Where a line of the listing below includes the word "items", reproduce that line.

┄┄┄┄┄┄┄┄┄┄

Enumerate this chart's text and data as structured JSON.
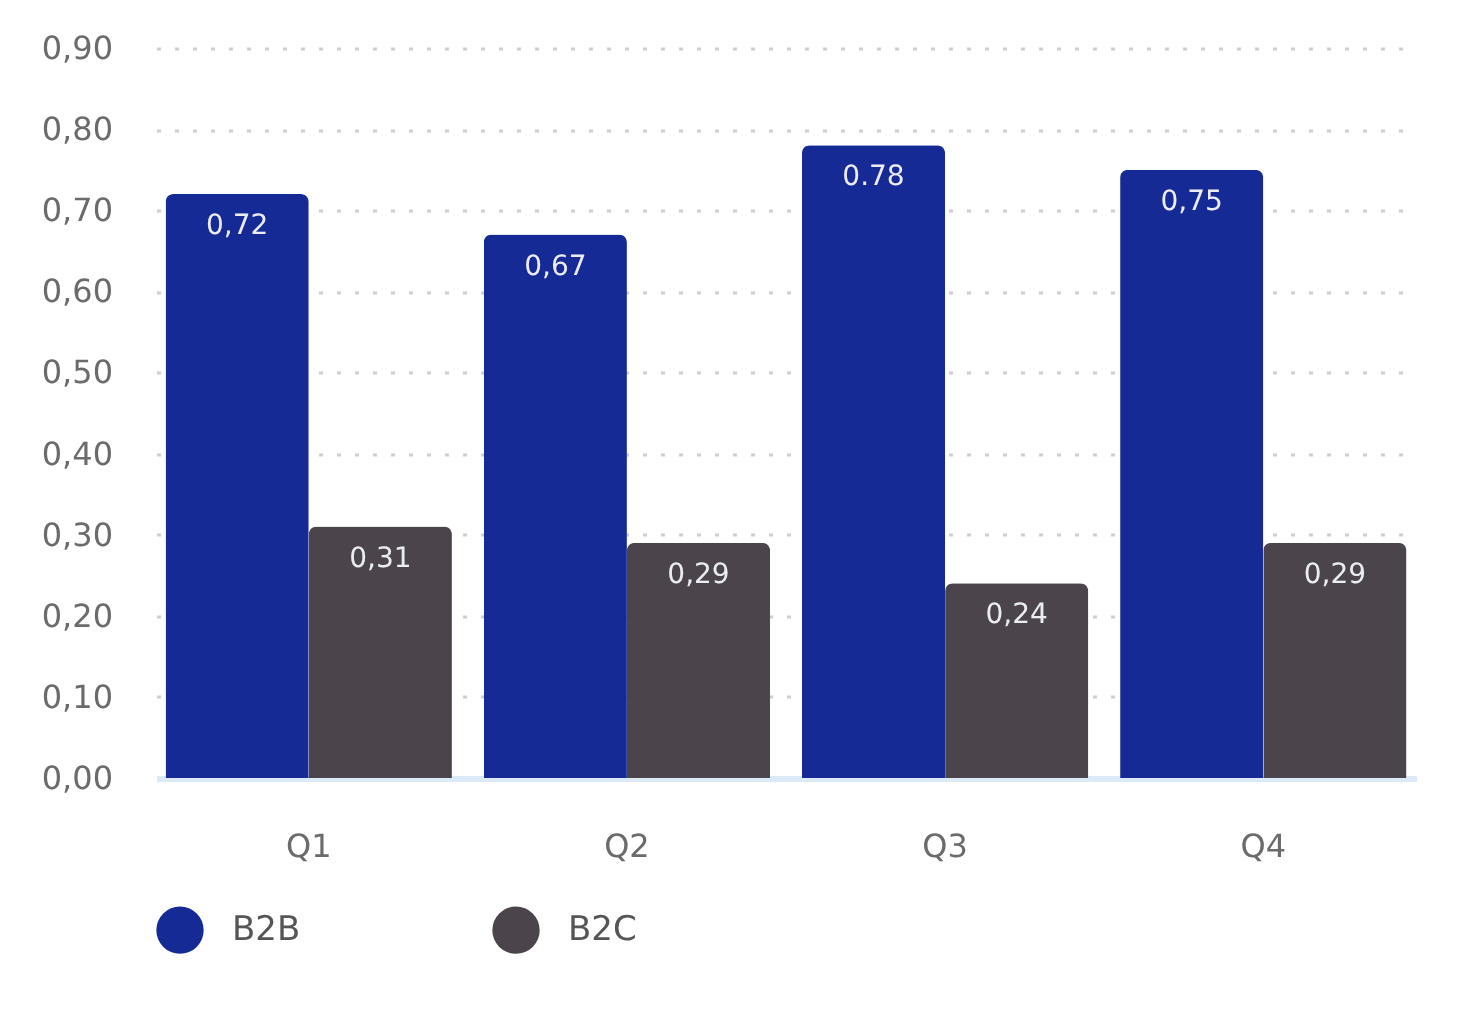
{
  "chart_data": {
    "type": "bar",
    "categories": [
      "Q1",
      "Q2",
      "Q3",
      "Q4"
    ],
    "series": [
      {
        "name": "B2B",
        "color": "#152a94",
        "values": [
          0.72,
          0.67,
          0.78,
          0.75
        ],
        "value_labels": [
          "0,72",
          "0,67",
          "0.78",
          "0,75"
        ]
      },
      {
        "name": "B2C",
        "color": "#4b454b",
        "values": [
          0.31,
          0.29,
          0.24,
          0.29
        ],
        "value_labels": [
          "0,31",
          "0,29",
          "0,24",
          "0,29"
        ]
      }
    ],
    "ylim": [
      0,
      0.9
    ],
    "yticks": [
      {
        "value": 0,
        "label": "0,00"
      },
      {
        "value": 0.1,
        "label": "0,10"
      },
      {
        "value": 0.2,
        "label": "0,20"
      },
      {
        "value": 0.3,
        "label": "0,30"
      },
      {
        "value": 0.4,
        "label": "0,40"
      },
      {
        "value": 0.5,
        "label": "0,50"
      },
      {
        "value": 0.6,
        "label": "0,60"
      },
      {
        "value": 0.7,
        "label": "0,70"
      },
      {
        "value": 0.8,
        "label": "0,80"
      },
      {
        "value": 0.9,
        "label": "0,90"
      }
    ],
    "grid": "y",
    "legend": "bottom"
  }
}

┄┄┄┄┄┄┄┄┄┄

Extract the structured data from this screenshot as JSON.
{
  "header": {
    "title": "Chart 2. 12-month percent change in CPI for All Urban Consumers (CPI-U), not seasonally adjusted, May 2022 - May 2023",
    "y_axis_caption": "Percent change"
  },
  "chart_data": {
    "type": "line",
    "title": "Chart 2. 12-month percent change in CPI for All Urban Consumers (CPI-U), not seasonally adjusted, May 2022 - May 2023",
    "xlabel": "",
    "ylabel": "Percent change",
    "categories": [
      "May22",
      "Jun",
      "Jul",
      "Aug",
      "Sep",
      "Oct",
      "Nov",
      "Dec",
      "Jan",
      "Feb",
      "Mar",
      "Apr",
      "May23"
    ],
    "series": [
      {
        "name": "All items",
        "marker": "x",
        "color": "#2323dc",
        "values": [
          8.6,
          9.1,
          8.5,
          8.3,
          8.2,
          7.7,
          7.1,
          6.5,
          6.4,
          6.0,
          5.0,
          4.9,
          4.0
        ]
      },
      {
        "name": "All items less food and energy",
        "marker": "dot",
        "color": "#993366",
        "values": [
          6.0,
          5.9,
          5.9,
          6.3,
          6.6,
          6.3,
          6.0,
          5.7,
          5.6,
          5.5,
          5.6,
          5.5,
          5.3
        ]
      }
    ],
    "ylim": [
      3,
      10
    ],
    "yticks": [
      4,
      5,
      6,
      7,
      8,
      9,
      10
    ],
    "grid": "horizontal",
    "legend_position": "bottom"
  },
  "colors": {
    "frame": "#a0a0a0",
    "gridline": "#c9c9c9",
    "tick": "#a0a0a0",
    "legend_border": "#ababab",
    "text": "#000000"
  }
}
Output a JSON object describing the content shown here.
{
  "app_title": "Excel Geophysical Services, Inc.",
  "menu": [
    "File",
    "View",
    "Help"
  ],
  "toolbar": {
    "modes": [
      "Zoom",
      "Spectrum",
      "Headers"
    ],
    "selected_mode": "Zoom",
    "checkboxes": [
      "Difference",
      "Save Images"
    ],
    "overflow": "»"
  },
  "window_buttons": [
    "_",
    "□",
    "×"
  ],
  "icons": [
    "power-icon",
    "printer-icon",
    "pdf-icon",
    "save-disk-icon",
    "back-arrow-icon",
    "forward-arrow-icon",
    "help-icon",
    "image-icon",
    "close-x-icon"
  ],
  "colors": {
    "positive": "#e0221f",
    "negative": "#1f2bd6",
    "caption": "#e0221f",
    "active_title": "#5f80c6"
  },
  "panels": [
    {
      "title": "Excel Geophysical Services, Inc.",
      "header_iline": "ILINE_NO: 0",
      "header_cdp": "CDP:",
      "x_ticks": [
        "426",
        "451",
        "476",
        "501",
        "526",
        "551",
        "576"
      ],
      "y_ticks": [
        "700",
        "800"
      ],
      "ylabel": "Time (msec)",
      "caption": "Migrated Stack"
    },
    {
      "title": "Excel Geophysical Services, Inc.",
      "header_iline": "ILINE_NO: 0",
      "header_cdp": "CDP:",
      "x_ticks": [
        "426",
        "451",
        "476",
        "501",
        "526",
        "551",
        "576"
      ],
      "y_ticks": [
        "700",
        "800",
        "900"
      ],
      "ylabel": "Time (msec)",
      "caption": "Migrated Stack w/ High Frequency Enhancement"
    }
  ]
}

┄┄┄┄┄┄┄┄┄┄

▶ **FINISHED TASK**:
        "name": "All items",
        "name": "All items less food and energy",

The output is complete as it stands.